## Prompt
Locate every line that holds the string "this" and copy it.

## Material for the task
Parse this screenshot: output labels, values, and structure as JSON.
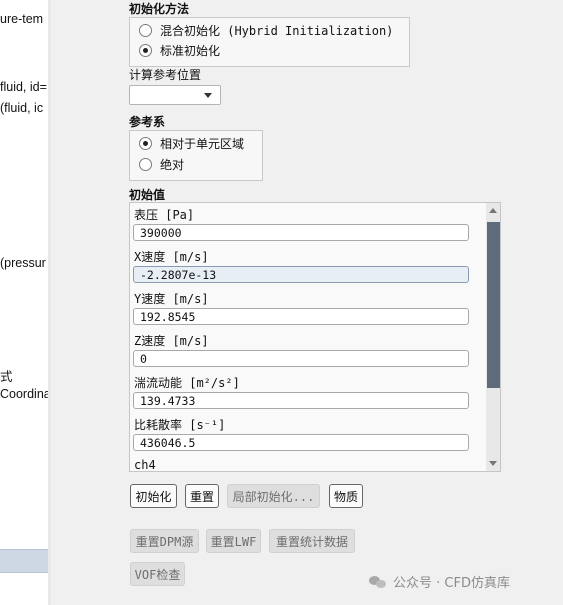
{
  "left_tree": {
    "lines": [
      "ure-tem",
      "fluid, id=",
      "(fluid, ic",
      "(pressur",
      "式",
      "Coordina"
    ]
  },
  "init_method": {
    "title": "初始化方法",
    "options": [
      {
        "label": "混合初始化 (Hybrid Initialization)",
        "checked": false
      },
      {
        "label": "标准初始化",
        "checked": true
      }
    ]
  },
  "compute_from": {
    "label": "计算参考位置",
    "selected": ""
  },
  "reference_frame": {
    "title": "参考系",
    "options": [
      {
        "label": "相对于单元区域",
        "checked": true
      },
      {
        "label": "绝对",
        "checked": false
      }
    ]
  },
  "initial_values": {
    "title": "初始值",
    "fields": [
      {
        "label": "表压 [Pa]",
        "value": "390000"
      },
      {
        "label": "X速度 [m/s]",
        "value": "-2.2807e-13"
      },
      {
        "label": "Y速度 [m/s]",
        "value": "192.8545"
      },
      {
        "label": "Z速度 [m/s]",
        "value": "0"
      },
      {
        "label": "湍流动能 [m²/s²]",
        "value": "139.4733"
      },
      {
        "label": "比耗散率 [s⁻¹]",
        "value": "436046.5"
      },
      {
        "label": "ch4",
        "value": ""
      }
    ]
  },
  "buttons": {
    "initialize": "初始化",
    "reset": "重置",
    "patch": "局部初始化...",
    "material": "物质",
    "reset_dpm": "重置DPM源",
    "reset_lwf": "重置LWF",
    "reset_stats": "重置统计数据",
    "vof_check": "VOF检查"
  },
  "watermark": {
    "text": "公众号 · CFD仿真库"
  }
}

--

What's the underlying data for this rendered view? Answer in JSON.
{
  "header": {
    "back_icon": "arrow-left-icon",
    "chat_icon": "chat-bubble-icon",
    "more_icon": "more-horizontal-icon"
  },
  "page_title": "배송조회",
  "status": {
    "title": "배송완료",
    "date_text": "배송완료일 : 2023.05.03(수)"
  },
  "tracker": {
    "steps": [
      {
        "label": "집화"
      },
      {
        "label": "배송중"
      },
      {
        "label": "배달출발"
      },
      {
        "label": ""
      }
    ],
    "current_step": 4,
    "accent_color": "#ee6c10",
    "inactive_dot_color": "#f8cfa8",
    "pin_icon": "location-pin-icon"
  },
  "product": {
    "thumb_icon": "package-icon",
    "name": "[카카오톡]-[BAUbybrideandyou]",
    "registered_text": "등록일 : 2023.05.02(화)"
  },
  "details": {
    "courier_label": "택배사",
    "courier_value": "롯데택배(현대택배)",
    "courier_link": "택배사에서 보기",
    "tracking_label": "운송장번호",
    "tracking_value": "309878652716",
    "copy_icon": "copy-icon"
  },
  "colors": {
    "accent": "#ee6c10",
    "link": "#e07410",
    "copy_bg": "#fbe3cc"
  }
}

## Reply to the exercise
Parse this screenshot: output labels, values, and structure as JSON.
What's the underlying data for this rendered view? Answer in JSON.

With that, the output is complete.